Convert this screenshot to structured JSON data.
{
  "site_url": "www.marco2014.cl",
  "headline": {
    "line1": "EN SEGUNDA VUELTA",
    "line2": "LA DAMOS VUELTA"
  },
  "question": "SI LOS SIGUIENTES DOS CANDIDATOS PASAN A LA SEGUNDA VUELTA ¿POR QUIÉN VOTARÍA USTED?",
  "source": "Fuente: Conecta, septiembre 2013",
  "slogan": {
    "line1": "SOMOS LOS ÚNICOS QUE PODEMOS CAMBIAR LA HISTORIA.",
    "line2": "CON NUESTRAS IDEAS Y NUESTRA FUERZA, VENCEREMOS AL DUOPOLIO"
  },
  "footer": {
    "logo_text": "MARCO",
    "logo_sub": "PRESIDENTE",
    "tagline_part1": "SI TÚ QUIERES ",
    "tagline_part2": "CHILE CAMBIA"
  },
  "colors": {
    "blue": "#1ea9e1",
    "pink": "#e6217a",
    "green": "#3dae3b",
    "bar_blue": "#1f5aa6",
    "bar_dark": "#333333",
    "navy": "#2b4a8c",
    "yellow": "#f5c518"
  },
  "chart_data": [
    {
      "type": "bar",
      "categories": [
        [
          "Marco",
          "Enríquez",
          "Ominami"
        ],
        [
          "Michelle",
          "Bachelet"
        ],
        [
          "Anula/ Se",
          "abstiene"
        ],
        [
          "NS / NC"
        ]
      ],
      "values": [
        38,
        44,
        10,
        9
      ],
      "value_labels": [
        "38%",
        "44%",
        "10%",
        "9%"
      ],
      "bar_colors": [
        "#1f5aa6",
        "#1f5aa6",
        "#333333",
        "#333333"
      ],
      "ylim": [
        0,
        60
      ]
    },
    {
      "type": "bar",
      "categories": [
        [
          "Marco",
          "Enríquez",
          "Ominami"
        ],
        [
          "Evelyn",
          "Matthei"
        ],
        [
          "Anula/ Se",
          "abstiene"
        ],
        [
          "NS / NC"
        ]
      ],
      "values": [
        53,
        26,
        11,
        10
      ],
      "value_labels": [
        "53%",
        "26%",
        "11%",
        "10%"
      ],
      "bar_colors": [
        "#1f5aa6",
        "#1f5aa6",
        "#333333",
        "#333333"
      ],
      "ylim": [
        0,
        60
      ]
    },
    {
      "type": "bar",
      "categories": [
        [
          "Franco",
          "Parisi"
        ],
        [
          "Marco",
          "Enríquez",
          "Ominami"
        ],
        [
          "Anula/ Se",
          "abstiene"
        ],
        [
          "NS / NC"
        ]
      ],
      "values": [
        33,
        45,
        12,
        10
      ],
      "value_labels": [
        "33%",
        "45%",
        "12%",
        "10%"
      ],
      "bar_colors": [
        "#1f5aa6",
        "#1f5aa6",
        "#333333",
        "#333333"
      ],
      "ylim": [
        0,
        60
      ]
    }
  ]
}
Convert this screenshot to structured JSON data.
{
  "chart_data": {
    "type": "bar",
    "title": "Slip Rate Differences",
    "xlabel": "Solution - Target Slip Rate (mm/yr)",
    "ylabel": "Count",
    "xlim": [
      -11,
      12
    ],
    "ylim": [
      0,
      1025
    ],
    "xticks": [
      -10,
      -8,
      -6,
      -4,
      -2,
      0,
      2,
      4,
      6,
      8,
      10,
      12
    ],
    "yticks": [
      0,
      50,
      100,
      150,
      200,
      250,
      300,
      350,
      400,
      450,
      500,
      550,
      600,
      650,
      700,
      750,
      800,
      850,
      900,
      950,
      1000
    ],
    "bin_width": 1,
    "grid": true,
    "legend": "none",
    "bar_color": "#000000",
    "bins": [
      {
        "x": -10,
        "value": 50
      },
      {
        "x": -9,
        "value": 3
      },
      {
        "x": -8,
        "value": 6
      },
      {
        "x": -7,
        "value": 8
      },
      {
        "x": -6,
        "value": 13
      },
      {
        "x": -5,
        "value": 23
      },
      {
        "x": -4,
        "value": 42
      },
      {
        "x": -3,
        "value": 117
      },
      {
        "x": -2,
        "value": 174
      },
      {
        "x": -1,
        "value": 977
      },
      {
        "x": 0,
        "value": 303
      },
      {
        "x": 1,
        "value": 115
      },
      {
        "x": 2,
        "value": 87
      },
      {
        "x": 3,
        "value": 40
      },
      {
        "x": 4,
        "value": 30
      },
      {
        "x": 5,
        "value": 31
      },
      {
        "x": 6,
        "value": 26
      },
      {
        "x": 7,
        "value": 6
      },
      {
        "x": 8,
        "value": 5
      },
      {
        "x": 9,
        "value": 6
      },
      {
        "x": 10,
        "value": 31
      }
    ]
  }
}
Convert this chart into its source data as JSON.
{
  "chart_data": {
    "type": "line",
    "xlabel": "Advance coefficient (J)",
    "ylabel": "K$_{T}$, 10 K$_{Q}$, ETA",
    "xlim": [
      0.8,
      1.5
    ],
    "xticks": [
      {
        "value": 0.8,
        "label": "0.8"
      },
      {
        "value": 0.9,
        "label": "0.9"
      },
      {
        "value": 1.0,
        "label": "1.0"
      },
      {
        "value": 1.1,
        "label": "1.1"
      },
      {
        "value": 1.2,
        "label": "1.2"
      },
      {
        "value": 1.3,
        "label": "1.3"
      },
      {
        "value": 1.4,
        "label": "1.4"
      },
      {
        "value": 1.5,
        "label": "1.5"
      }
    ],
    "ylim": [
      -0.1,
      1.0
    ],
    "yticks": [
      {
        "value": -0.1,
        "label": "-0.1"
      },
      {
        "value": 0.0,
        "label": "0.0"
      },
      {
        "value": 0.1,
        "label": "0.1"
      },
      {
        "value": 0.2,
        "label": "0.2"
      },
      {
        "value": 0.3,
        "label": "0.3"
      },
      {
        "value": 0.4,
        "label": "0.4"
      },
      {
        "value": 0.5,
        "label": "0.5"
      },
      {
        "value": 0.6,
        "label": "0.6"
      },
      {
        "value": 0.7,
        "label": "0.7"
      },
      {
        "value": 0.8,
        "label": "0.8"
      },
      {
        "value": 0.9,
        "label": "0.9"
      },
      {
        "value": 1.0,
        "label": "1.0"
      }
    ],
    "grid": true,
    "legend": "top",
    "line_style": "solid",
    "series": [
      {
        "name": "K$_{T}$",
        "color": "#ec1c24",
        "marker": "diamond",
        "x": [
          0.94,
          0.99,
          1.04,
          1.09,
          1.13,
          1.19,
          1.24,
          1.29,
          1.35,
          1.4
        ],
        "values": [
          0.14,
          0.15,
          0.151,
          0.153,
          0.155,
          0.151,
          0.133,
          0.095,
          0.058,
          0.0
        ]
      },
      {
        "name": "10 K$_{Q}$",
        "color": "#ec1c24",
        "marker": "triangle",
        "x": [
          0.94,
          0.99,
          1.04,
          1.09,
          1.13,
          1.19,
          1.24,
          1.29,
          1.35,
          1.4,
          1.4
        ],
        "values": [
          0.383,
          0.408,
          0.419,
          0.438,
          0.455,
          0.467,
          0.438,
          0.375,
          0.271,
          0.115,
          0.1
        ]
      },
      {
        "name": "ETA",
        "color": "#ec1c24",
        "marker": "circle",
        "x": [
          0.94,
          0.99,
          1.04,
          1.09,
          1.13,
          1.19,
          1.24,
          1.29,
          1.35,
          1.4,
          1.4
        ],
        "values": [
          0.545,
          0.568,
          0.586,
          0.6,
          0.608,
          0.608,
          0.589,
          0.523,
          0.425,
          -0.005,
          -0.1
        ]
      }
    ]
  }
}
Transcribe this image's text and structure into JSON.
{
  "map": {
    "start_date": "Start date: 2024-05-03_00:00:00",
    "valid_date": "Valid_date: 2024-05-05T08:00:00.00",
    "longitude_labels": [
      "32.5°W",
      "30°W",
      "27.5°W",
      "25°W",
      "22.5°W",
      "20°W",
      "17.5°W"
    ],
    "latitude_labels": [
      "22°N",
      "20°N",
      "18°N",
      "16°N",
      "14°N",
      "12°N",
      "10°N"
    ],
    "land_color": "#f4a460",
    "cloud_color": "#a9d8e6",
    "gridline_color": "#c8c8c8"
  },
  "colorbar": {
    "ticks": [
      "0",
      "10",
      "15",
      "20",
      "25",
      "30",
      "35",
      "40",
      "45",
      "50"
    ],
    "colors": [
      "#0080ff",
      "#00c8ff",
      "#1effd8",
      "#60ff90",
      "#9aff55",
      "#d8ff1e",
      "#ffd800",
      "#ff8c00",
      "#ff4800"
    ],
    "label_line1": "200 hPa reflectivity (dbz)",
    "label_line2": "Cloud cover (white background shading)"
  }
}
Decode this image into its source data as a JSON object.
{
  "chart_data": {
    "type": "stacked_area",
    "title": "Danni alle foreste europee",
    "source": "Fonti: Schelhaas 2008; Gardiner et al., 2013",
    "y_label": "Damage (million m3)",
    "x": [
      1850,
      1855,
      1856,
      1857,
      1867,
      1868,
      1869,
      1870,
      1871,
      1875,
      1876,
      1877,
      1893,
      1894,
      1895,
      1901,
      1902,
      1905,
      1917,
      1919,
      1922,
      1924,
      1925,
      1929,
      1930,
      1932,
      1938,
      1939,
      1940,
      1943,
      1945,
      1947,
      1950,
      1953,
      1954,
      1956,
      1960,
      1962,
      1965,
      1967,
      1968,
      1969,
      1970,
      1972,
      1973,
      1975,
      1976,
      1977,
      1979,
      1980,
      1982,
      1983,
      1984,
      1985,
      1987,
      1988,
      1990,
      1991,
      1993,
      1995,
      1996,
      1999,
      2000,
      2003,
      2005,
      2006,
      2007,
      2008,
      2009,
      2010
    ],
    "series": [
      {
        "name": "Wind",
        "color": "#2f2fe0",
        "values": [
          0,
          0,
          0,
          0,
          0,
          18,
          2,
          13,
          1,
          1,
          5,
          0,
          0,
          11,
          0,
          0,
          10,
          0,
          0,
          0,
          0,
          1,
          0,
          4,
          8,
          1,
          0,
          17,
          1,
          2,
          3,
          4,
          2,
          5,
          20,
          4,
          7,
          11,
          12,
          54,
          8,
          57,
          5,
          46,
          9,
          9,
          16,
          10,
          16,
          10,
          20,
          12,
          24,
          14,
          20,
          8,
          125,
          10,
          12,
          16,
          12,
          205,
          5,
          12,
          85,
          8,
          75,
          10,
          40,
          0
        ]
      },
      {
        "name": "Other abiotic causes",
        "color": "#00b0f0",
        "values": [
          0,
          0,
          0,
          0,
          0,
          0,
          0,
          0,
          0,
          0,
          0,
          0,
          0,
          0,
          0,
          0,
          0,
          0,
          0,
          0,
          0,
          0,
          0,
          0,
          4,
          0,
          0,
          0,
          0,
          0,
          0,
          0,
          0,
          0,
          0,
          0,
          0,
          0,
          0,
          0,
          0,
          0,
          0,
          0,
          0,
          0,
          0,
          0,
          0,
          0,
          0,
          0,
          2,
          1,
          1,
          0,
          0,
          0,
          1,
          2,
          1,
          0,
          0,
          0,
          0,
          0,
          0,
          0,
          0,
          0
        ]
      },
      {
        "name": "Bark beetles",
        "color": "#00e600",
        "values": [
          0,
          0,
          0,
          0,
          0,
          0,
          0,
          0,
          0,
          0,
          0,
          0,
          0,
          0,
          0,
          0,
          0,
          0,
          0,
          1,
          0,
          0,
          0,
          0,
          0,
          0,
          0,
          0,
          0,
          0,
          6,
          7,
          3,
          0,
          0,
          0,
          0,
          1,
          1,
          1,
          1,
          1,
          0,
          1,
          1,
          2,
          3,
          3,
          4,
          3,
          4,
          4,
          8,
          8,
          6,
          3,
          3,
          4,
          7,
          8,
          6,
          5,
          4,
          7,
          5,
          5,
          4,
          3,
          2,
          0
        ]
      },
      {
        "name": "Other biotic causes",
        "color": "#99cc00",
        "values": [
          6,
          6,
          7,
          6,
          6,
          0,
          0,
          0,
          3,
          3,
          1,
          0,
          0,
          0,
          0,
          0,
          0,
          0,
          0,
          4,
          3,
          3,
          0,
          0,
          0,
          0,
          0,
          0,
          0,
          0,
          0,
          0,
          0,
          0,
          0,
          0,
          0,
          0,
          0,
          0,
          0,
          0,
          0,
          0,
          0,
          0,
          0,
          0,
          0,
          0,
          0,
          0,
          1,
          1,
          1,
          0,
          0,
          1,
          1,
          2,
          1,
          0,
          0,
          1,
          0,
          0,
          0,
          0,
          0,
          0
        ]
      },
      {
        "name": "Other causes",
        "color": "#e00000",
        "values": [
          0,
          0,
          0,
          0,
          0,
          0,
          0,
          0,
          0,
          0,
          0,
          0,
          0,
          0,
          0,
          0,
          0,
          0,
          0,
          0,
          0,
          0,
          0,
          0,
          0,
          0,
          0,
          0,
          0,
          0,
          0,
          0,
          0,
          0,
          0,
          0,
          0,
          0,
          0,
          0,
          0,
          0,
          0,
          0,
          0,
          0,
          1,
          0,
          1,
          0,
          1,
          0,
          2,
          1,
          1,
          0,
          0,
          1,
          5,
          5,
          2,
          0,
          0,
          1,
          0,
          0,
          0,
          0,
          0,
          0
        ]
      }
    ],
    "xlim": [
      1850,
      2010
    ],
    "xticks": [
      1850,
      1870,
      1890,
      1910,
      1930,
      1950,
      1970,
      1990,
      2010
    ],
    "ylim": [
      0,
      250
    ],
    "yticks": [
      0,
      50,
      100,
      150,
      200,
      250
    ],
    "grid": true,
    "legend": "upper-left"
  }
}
....................
The request: Write out every line of the data that holds the word "name".

Written response:
        "name": "K$_{T}$",
        "name": "10 K$_{Q}$",
        "name": "ETA",
        "name": "Wind",
        "name": "Other abiotic causes",
        "name": "Bark beetles",
        "name": "Other biotic causes",
        "name": "Other causes",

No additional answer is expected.